§ **WHAT NEEDS TO BE DONE**
Report back each line of the records that contains the string "home".

§ **SUPPLIED DATA**
::::::

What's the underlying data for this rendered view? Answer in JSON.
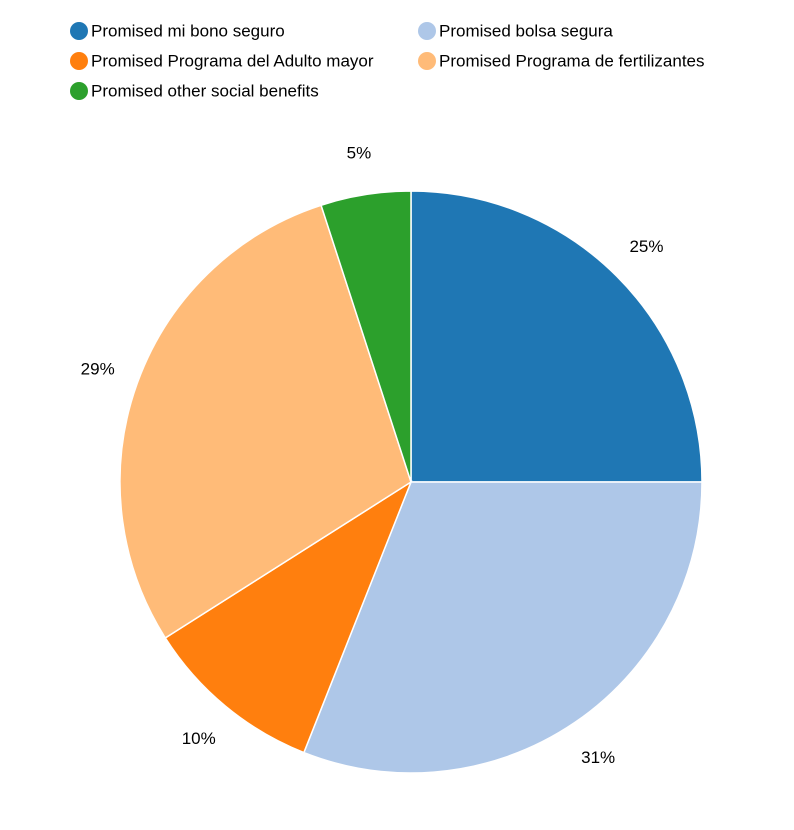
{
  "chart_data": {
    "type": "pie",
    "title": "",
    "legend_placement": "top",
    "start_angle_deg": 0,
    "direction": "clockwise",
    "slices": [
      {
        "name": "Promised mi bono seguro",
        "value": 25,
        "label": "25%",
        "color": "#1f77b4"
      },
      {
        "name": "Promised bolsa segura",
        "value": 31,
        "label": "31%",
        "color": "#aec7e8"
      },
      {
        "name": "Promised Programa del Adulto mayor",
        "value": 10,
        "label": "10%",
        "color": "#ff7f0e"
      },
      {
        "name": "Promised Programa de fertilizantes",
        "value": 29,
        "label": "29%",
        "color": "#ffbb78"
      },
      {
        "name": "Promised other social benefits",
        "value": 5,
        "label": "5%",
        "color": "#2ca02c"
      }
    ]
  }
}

::::::

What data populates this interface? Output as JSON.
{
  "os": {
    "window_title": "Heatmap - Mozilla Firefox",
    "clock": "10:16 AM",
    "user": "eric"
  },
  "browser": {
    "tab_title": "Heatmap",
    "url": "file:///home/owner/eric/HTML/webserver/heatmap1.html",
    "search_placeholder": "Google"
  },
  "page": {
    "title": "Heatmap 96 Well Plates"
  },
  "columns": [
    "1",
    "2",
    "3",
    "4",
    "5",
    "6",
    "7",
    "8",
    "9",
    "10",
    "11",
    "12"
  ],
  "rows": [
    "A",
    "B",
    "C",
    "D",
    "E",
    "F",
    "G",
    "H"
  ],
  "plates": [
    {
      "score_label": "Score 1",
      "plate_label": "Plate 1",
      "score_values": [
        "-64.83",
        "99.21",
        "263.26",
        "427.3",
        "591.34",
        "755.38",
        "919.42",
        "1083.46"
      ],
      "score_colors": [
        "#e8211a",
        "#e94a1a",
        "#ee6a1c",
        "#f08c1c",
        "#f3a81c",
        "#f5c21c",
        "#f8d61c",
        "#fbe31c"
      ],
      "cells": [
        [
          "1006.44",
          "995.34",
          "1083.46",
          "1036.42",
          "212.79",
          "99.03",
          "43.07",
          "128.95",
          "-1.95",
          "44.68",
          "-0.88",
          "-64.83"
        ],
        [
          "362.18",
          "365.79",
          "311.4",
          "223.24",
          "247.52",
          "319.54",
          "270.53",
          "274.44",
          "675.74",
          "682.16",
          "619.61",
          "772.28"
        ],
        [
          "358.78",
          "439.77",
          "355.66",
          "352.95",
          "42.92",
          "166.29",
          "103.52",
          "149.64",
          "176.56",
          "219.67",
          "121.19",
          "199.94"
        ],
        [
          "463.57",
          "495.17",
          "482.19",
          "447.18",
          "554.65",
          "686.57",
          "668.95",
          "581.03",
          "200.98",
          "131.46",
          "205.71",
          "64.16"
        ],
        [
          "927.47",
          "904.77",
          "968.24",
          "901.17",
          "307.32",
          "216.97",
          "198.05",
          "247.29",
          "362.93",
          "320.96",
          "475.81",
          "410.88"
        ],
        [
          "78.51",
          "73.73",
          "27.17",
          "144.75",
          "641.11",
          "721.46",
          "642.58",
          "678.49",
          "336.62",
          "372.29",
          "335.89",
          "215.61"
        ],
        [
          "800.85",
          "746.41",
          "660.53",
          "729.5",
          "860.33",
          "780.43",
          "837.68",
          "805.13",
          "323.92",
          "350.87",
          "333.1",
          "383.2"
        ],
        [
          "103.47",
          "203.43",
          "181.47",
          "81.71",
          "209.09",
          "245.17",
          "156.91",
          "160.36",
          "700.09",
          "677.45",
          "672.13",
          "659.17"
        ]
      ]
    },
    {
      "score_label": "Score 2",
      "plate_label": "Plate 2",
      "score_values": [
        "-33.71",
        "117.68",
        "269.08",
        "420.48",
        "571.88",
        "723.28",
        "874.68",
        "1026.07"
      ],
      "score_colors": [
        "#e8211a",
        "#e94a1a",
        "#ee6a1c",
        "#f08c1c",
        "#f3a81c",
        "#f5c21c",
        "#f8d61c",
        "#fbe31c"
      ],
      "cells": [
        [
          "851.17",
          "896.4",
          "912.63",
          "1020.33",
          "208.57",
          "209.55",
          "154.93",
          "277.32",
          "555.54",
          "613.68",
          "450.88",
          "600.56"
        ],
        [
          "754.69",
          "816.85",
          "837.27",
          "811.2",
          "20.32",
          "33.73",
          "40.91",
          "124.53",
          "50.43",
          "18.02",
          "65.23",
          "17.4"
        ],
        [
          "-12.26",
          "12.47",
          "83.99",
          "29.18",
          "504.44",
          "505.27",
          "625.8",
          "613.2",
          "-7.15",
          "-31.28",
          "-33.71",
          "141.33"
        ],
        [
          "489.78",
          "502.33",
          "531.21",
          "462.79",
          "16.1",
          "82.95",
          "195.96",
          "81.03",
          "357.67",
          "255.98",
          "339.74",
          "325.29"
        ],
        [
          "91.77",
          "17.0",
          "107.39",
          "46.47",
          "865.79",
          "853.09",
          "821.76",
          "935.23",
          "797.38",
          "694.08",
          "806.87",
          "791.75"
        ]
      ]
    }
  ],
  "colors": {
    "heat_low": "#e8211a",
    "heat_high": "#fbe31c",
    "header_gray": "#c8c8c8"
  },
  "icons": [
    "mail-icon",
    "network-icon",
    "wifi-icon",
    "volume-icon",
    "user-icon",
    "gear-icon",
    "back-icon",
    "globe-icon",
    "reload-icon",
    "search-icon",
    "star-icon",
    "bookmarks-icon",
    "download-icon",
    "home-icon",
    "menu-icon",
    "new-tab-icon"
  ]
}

::::::

§ **OUTPUT FOR THIS EXERCISE**
    "url": "file:///home/owner/eric/HTML/webserver/heatmap1.html",
    "home-icon",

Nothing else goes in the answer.